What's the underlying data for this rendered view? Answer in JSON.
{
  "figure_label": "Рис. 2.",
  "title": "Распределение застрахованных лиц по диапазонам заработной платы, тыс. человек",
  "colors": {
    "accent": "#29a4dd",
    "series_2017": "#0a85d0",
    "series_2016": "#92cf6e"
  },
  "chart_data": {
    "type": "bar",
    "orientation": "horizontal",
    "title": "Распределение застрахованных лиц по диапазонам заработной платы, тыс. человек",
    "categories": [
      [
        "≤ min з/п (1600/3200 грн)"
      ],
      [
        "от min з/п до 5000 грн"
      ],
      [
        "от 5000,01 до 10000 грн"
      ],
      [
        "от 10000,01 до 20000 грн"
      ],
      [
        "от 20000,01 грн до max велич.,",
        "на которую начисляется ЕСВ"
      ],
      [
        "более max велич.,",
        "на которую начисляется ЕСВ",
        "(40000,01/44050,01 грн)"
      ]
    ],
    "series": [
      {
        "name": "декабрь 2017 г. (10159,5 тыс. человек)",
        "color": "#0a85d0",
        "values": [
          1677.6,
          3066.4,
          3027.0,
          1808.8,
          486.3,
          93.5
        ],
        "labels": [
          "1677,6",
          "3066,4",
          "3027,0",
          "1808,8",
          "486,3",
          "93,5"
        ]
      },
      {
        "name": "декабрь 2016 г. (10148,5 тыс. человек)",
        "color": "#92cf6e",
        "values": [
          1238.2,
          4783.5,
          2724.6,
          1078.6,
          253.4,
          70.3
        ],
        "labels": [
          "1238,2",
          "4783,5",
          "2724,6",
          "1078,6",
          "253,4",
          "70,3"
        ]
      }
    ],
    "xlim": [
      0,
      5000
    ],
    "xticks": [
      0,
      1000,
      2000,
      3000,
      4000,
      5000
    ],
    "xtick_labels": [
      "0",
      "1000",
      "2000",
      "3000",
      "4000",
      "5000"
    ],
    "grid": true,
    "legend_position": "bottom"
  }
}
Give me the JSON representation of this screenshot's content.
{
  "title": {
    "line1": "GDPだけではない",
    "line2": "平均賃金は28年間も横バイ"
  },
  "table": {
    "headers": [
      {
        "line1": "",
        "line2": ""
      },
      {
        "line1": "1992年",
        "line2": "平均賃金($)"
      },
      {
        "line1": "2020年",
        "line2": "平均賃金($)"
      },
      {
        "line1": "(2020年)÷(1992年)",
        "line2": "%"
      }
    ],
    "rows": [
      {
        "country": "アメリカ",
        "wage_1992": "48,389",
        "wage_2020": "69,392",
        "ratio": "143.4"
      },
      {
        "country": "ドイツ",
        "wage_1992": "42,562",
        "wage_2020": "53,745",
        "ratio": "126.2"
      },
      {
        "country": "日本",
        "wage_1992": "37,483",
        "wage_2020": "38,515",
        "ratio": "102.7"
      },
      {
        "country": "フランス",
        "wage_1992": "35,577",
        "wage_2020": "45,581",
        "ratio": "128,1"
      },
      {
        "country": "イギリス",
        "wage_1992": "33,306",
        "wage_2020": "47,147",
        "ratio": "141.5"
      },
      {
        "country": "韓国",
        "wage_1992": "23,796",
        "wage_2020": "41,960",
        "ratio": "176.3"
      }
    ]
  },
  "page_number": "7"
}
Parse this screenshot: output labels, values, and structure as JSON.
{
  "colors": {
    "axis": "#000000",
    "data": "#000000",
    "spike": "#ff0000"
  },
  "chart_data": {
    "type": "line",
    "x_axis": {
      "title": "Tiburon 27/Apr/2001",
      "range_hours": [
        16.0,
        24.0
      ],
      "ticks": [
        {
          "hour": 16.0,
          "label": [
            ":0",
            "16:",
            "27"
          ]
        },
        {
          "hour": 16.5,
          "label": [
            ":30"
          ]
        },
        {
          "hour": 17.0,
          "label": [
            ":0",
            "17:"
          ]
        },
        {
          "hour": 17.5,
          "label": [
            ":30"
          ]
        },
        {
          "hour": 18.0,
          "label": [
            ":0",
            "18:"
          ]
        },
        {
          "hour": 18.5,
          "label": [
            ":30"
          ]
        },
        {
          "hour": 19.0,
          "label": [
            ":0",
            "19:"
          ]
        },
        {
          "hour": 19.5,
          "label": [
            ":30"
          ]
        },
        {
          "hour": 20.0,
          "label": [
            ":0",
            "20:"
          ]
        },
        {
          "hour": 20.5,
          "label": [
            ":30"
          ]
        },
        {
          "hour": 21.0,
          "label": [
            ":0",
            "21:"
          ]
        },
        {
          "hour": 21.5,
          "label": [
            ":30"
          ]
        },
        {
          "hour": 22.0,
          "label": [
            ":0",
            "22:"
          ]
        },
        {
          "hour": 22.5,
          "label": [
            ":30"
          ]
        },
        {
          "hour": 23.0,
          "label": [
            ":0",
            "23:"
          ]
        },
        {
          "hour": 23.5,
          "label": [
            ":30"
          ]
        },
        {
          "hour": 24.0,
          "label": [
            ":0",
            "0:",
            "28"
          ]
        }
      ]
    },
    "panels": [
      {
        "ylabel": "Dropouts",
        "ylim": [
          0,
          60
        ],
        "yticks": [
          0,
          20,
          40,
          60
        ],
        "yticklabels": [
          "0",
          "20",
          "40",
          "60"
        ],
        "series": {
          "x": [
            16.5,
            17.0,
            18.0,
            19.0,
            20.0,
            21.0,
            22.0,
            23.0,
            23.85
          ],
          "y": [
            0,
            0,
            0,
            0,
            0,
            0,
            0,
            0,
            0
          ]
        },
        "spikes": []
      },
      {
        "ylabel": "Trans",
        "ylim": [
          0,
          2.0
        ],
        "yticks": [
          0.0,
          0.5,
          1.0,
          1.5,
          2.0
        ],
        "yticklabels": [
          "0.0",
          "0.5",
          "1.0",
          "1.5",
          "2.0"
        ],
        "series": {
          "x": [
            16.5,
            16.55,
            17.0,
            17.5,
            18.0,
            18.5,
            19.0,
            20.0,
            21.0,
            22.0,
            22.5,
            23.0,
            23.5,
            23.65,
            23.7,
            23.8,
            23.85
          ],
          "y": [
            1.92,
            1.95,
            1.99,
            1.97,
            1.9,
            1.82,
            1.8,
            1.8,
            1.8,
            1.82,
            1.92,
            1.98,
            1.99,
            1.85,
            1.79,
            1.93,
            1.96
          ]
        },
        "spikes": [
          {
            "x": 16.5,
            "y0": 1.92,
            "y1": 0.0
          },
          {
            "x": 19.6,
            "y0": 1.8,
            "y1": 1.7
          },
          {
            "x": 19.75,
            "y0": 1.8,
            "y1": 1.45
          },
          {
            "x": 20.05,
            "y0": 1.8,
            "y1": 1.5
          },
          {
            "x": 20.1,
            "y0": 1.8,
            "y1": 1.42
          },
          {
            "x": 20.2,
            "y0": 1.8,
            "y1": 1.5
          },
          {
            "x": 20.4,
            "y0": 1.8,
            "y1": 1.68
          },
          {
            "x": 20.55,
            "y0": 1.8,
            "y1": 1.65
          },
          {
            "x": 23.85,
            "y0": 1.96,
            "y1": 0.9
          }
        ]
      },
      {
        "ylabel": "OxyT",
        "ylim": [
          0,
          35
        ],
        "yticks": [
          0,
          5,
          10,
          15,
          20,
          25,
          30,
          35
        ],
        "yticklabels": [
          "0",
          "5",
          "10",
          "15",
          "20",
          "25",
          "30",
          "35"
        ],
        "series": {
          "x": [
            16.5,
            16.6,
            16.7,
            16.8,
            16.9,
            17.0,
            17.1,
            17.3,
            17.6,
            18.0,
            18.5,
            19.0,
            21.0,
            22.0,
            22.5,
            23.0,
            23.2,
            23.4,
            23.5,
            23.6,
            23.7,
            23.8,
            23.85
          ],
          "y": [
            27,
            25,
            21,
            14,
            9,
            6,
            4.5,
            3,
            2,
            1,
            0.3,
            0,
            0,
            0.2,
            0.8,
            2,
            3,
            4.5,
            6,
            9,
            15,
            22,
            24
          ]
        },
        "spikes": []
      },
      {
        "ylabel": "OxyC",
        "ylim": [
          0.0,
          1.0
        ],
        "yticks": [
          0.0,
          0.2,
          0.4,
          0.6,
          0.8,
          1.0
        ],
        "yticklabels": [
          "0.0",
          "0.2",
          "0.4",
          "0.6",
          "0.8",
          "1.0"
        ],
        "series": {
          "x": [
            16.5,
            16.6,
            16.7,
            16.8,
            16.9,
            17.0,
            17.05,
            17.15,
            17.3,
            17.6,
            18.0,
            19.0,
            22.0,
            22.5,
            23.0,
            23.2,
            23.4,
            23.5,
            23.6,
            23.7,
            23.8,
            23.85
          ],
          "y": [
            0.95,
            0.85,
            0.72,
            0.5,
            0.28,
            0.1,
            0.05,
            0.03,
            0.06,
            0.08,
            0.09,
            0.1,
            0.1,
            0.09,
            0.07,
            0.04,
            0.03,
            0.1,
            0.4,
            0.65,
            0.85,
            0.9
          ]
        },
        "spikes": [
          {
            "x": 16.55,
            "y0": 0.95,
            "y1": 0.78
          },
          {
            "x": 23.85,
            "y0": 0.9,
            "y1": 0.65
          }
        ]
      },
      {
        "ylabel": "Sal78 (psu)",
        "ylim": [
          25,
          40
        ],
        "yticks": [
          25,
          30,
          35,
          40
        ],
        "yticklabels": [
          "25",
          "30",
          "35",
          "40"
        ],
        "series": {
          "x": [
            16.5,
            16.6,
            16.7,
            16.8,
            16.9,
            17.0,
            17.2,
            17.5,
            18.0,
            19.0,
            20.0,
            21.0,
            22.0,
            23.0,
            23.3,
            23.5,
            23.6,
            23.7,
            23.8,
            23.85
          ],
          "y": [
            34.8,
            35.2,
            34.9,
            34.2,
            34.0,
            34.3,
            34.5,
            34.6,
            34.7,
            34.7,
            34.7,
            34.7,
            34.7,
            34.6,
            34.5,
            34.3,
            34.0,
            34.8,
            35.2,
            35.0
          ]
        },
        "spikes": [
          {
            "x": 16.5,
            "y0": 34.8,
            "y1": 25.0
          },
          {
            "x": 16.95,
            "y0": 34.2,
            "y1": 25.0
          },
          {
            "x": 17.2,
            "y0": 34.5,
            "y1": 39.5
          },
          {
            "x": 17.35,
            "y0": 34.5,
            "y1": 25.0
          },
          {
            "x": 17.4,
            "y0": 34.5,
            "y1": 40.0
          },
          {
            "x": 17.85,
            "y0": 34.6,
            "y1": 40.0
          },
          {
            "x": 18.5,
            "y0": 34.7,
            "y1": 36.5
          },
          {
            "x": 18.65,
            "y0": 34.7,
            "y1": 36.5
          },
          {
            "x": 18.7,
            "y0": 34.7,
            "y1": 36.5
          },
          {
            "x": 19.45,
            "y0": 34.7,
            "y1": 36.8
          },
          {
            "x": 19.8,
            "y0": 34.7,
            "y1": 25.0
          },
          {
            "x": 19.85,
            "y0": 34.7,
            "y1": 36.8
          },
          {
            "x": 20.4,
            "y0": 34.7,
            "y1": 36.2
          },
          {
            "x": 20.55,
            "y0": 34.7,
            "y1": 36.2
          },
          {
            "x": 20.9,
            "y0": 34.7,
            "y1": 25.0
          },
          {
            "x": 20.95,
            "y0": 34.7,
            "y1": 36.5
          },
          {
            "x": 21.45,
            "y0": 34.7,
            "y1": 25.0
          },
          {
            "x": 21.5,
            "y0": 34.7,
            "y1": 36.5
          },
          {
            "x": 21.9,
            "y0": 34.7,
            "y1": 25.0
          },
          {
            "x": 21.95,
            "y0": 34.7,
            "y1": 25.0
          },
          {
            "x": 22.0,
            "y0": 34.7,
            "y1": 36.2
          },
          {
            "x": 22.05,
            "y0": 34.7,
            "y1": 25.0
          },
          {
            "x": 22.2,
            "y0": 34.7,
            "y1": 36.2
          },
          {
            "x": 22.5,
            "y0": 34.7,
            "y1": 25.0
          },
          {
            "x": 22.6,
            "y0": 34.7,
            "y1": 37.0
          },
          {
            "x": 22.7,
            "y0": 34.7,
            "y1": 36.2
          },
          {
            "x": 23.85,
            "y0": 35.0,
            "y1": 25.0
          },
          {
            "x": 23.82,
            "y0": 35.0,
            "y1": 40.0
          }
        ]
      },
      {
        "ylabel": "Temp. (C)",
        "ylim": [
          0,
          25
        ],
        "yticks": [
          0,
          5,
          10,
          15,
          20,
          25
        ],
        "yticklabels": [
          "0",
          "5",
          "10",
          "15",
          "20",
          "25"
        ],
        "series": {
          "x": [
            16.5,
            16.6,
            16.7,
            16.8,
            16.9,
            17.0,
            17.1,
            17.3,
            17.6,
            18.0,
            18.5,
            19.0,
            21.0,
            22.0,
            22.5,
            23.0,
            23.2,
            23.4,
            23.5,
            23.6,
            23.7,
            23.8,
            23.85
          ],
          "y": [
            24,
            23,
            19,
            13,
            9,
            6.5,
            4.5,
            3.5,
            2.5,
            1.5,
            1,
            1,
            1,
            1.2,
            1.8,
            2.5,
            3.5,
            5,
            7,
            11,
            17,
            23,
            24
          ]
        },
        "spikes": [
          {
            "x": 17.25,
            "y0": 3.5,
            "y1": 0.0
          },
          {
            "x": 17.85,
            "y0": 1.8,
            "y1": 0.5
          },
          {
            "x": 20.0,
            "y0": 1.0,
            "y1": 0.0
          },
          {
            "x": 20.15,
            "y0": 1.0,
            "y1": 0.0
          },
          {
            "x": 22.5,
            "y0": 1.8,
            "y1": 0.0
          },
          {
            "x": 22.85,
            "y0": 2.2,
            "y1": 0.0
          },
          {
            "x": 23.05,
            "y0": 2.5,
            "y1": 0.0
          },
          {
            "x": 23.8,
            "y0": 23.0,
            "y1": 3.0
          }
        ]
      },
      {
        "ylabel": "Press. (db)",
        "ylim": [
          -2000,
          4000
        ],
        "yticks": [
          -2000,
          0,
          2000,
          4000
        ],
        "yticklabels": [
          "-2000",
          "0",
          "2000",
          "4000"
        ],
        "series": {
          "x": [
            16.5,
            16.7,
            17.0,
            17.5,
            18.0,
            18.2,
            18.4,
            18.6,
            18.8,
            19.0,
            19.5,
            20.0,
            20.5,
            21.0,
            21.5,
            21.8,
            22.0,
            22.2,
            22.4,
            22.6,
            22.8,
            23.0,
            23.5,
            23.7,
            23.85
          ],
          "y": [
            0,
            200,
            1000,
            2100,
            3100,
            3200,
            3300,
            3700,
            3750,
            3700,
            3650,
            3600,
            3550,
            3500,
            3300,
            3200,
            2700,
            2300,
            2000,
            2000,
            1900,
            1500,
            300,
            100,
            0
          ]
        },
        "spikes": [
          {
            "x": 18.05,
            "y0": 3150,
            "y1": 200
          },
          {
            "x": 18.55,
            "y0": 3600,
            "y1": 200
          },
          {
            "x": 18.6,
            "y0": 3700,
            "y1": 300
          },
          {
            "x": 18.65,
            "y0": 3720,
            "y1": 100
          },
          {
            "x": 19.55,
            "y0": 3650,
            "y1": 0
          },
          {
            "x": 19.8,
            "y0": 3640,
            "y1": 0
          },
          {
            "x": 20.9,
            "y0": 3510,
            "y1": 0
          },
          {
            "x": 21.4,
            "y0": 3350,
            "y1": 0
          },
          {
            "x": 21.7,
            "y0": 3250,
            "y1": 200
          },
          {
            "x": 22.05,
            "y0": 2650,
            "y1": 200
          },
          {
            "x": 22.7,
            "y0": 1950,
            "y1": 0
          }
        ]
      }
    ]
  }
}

-*-*-

Written exercise >> Take each line of the material that contains the word "платы" and list it.

Output of the task >>
  "title": "Распределение застрахованных лиц по диапазонам заработной платы, тыс. человек",
    "title": "Распределение застрахованных лиц по диапазонам заработной платы, тыс. человек",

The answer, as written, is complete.